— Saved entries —
━━━━━━━━━━━━━━━━━━━━━━━━━━━━━━

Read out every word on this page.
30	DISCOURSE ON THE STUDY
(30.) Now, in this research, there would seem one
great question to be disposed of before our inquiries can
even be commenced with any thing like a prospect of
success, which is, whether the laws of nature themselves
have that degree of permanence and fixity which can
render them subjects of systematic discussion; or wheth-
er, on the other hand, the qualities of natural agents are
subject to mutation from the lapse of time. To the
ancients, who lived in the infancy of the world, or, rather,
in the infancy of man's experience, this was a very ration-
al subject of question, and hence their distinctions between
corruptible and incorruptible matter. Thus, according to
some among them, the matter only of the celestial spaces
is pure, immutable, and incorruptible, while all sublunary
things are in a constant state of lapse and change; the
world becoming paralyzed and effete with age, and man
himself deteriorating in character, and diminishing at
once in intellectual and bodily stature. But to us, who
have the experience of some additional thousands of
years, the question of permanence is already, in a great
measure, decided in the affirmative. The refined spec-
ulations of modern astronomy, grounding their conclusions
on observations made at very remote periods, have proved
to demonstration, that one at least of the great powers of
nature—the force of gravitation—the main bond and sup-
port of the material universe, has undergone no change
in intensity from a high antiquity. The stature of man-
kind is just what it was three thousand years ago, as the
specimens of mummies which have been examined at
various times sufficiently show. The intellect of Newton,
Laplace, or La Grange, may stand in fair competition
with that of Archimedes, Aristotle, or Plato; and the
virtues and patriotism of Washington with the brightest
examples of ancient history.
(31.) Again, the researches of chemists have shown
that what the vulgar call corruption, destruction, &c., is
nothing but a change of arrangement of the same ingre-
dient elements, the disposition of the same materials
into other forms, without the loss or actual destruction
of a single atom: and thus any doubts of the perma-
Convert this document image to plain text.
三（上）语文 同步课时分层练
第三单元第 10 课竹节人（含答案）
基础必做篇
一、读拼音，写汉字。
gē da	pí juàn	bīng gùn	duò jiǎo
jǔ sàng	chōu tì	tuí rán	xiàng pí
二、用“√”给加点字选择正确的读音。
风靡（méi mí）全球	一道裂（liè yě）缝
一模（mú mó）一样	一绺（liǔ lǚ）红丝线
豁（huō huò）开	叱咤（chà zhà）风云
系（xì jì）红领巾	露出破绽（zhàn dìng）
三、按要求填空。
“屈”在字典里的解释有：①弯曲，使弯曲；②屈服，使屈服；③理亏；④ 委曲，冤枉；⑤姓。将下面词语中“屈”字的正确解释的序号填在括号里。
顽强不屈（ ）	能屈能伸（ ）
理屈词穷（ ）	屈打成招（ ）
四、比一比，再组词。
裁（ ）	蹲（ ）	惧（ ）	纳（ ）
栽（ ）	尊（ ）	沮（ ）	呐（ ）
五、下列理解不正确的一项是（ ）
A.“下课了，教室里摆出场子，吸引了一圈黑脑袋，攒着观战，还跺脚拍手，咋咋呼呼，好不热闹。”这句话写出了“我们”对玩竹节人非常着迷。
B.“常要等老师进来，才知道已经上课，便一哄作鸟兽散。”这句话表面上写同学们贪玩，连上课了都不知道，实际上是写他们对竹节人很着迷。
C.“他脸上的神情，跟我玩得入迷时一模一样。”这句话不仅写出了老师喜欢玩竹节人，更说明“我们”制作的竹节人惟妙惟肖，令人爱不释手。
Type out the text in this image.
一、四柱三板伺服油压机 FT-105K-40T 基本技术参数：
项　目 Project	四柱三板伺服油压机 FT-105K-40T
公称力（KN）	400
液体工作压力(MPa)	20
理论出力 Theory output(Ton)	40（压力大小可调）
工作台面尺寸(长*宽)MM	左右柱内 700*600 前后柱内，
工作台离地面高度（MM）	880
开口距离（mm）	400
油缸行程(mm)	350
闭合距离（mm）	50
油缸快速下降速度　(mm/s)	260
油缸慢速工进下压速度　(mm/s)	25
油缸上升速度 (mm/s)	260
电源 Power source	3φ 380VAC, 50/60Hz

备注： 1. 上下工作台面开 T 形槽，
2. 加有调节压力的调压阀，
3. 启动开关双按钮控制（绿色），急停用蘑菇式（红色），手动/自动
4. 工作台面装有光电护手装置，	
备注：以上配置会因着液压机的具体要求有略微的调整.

━━━━━━━━━━━━━━━━━━━━━━━━━━━━━━

— Goal —
What is needed here is an exact reproduction of all the entries.

— Answer —
Read out every word on this page.
30	DISCOURSE ON THE STUDY
(30.) Now, in this research, there would seem one
great question to be disposed of before our inquiries can
even be commenced with any thing like a prospect of
success, which is, whether the laws of nature themselves
have that degree of permanence and fixity which can
render them subjects of systematic discussion; or wheth-
er, on the other hand, the qualities of natural agents are
subject to mutation from the lapse of time. To the
ancients, who lived in the infancy of the world, or, rather,
in the infancy of man's experience, this was a very ration-
al subject of question, and hence their distinctions between
corruptible and incorruptible matter. Thus, according to
some among them, the matter only of the celestial spaces
is pure, immutable, and incorruptible, while all sublunary
things are in a constant state of lapse and change; the
world becoming paralyzed and effete with age, and man
himself deteriorating in character, and diminishing at
once in intellectual and bodily stature. But to us, who
have the experience of some additional thousands of
years, the question of permanence is already, in a great
measure, decided in the affirmative. The refined spec-
ulations of modern astronomy, grounding their conclusions
on observations made at very remote periods, have proved
to demonstration, that one at least of the great powers of
nature—the force of gravitation—the main bond and sup-
port of the material universe, has undergone no change
in intensity from a high antiquity. The stature of man-
kind is just what it was three thousand years ago, as the
specimens of mummies which have been examined at
various times sufficiently show. The intellect of Newton,
Laplace, or La Grange, may stand in fair competition
with that of Archimedes, Aristotle, or Plato; and the
virtues and patriotism of Washington with the brightest
examples of ancient history.
(31.) Again, the researches of chemists have shown
that what the vulgar call corruption, destruction, &c., is
nothing but a change of arrangement of the same ingre-
dient elements, the disposition of the same materials
into other forms, without the loss or actual destruction
of a single atom: and thus any doubts of the perma-
Convert this document image to plain text.
三（上）语文 同步课时分层练
第三单元第 10 课竹节人（含答案）
基础必做篇
一、读拼音，写汉字。
gē da	pí juàn	bīng gùn	duò jiǎo
jǔ sàng	chōu tì	tuí rán	xiàng pí
二、用“√”给加点字选择正确的读音。
风靡（méi mí）全球	一道裂（liè yě）缝
一模（mú mó）一样	一绺（liǔ lǚ）红丝线
豁（huō huò）开	叱咤（chà zhà）风云
系（xì jì）红领巾	露出破绽（zhàn dìng）
三、按要求填空。
“屈”在字典里的解释有：①弯曲，使弯曲；②屈服，使屈服；③理亏；④ 委曲，冤枉；⑤姓。将下面词语中“屈”字的正确解释的序号填在括号里。
顽强不屈（ ）	能屈能伸（ ）
理屈词穷（ ）	屈打成招（ ）
四、比一比，再组词。
裁（ ）	蹲（ ）	惧（ ）	纳（ ）
栽（ ）	尊（ ）	沮（ ）	呐（ ）
五、下列理解不正确的一项是（ ）
A.“下课了，教室里摆出场子，吸引了一圈黑脑袋，攒着观战，还跺脚拍手，咋咋呼呼，好不热闹。”这句话写出了“我们”对玩竹节人非常着迷。
B.“常要等老师进来，才知道已经上课，便一哄作鸟兽散。”这句话表面上写同学们贪玩，连上课了都不知道，实际上是写他们对竹节人很着迷。
C.“他脸上的神情，跟我玩得入迷时一模一样。”这句话不仅写出了老师喜欢玩竹节人，更说明“我们”制作的竹节人惟妙惟肖，令人爱不释手。
Type out the text in this image.
一、四柱三板伺服油压机 FT-105K-40T 基本技术参数：
项　目 Project	四柱三板伺服油压机 FT-105K-40T
公称力（KN）	400
液体工作压力(MPa)	20
理论出力 Theory output(Ton)	40（压力大小可调）
工作台面尺寸(长*宽)MM	左右柱内 700*600 前后柱内，
工作台离地面高度（MM）	880
开口距离（mm）	400
油缸行程(mm)	350
闭合距离（mm）	50
油缸快速下降速度　(mm/s)	260
油缸慢速工进下压速度　(mm/s)	25
油缸上升速度 (mm/s)	260
电源 Power source	3φ 380VAC, 50/60Hz

备注： 1. 上下工作台面开 T 形槽，
2. 加有调节压力的调压阀，
3. 启动开关双按钮控制（绿色），急停用蘑菇式（红色），手动/自动
4. 工作台面装有光电护手装置，	
备注：以上配置会因着液压机的具体要求有略微的调整.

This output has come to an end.